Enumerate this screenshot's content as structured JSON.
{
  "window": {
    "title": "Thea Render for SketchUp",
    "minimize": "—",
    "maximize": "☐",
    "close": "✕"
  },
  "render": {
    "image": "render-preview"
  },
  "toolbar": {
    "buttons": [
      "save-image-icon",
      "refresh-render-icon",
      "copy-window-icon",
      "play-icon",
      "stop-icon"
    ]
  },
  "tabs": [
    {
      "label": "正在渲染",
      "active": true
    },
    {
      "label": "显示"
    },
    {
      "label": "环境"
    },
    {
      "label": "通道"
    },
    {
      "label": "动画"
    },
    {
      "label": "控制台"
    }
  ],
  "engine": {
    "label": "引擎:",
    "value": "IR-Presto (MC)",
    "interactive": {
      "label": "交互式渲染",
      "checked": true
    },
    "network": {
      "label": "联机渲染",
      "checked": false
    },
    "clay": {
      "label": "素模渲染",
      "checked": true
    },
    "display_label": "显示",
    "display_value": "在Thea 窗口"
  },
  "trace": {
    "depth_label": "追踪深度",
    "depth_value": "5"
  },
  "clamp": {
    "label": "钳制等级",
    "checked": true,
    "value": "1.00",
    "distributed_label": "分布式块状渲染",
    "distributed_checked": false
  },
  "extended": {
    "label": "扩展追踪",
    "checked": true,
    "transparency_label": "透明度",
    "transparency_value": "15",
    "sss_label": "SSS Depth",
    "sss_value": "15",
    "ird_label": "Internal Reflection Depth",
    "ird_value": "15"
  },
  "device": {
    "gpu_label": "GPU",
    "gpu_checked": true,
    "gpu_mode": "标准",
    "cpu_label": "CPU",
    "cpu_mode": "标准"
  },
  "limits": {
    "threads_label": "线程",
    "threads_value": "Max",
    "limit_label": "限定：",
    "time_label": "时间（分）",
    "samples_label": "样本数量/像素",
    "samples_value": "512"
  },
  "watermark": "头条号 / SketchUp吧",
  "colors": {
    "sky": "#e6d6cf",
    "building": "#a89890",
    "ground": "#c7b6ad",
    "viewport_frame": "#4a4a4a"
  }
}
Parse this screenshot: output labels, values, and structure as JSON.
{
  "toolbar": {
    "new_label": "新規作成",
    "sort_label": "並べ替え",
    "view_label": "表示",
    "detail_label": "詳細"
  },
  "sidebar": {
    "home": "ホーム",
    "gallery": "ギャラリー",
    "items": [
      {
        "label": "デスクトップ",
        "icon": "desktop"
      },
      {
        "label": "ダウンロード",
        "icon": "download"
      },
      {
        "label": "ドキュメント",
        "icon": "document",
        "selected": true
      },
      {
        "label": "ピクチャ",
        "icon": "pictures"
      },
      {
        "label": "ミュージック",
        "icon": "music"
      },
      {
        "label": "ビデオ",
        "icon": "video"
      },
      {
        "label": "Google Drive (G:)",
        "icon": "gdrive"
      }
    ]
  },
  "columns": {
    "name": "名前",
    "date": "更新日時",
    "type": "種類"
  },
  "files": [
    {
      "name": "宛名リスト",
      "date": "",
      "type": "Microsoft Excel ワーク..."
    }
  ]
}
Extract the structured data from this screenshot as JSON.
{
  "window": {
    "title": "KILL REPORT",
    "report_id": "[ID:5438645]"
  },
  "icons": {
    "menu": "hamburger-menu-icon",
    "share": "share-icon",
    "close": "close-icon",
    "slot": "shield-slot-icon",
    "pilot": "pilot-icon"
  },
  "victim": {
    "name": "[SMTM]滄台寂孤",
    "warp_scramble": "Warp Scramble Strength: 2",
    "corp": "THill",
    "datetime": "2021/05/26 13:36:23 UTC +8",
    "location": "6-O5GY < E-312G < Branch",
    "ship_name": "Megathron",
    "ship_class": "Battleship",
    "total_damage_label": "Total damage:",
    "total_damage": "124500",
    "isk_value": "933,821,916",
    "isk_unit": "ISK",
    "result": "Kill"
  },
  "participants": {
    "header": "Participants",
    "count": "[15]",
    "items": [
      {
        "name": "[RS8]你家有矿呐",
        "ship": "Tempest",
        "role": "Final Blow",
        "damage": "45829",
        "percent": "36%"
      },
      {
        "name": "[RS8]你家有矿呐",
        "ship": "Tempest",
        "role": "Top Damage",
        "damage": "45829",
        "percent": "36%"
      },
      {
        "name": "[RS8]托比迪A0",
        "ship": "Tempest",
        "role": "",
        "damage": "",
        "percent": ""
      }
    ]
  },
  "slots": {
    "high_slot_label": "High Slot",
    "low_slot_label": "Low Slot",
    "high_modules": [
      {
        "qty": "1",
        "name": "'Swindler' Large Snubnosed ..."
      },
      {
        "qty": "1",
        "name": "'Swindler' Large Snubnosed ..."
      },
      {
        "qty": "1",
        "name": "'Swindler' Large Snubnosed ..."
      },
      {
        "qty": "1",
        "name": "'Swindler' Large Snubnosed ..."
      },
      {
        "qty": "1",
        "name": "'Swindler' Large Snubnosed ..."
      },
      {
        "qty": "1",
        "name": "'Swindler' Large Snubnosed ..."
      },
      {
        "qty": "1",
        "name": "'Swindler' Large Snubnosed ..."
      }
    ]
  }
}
______
→ **What is asked**
Set all of the entries down again, exactly as they were given.

→ **Expected answer**
Enumerate this screenshot's content as structured JSON.
{
  "window": {
    "title": "Thea Render for SketchUp",
    "minimize": "—",
    "maximize": "☐",
    "close": "✕"
  },
  "render": {
    "image": "render-preview"
  },
  "toolbar": {
    "buttons": [
      "save-image-icon",
      "refresh-render-icon",
      "copy-window-icon",
      "play-icon",
      "stop-icon"
    ]
  },
  "tabs": [
    {
      "label": "正在渲染",
      "active": true
    },
    {
      "label": "显示"
    },
    {
      "label": "环境"
    },
    {
      "label": "通道"
    },
    {
      "label": "动画"
    },
    {
      "label": "控制台"
    }
  ],
  "engine": {
    "label": "引擎:",
    "value": "IR-Presto (MC)",
    "interactive": {
      "label": "交互式渲染",
      "checked": true
    },
    "network": {
      "label": "联机渲染",
      "checked": false
    },
    "clay": {
      "label": "素模渲染",
      "checked": true
    },
    "display_label": "显示",
    "display_value": "在Thea 窗口"
  },
  "trace": {
    "depth_label": "追踪深度",
    "depth_value": "5"
  },
  "clamp": {
    "label": "钳制等级",
    "checked": true,
    "value": "1.00",
    "distributed_label": "分布式块状渲染",
    "distributed_checked": false
  },
  "extended": {
    "label": "扩展追踪",
    "checked": true,
    "transparency_label": "透明度",
    "transparency_value": "15",
    "sss_label": "SSS Depth",
    "sss_value": "15",
    "ird_label": "Internal Reflection Depth",
    "ird_value": "15"
  },
  "device": {
    "gpu_label": "GPU",
    "gpu_checked": true,
    "gpu_mode": "标准",
    "cpu_label": "CPU",
    "cpu_mode": "标准"
  },
  "limits": {
    "threads_label": "线程",
    "threads_value": "Max",
    "limit_label": "限定：",
    "time_label": "时间（分）",
    "samples_label": "样本数量/像素",
    "samples_value": "512"
  },
  "watermark": "头条号 / SketchUp吧",
  "colors": {
    "sky": "#e6d6cf",
    "building": "#a89890",
    "ground": "#c7b6ad",
    "viewport_frame": "#4a4a4a"
  }
}
Parse this screenshot: output labels, values, and structure as JSON.
{
  "toolbar": {
    "new_label": "新規作成",
    "sort_label": "並べ替え",
    "view_label": "表示",
    "detail_label": "詳細"
  },
  "sidebar": {
    "home": "ホーム",
    "gallery": "ギャラリー",
    "items": [
      {
        "label": "デスクトップ",
        "icon": "desktop"
      },
      {
        "label": "ダウンロード",
        "icon": "download"
      },
      {
        "label": "ドキュメント",
        "icon": "document",
        "selected": true
      },
      {
        "label": "ピクチャ",
        "icon": "pictures"
      },
      {
        "label": "ミュージック",
        "icon": "music"
      },
      {
        "label": "ビデオ",
        "icon": "video"
      },
      {
        "label": "Google Drive (G:)",
        "icon": "gdrive"
      }
    ]
  },
  "columns": {
    "name": "名前",
    "date": "更新日時",
    "type": "種類"
  },
  "files": [
    {
      "name": "宛名リスト",
      "date": "",
      "type": "Microsoft Excel ワーク..."
    }
  ]
}
Extract the structured data from this screenshot as JSON.
{
  "window": {
    "title": "KILL REPORT",
    "report_id": "[ID:5438645]"
  },
  "icons": {
    "menu": "hamburger-menu-icon",
    "share": "share-icon",
    "close": "close-icon",
    "slot": "shield-slot-icon",
    "pilot": "pilot-icon"
  },
  "victim": {
    "name": "[SMTM]滄台寂孤",
    "warp_scramble": "Warp Scramble Strength: 2",
    "corp": "THill",
    "datetime": "2021/05/26 13:36:23 UTC +8",
    "location": "6-O5GY < E-312G < Branch",
    "ship_name": "Megathron",
    "ship_class": "Battleship",
    "total_damage_label": "Total damage:",
    "total_damage": "124500",
    "isk_value": "933,821,916",
    "isk_unit": "ISK",
    "result": "Kill"
  },
  "participants": {
    "header": "Participants",
    "count": "[15]",
    "items": [
      {
        "name": "[RS8]你家有矿呐",
        "ship": "Tempest",
        "role": "Final Blow",
        "damage": "45829",
        "percent": "36%"
      },
      {
        "name": "[RS8]你家有矿呐",
        "ship": "Tempest",
        "role": "Top Damage",
        "damage": "45829",
        "percent": "36%"
      },
      {
        "name": "[RS8]托比迪A0",
        "ship": "Tempest",
        "role": "",
        "damage": "",
        "percent": ""
      }
    ]
  },
  "slots": {
    "high_slot_label": "High Slot",
    "low_slot_label": "Low Slot",
    "high_modules": [
      {
        "qty": "1",
        "name": "'Swindler' Large Snubnosed ..."
      },
      {
        "qty": "1",
        "name": "'Swindler' Large Snubnosed ..."
      },
      {
        "qty": "1",
        "name": "'Swindler' Large Snubnosed ..."
      },
      {
        "qty": "1",
        "name": "'Swindler' Large Snubnosed ..."
      },
      {
        "qty": "1",
        "name": "'Swindler' Large Snubnosed ..."
      },
      {
        "qty": "1",
        "name": "'Swindler' Large Snubnosed ..."
      },
      {
        "qty": "1",
        "name": "'Swindler' Large Snubnosed ..."
      }
    ]
  }
}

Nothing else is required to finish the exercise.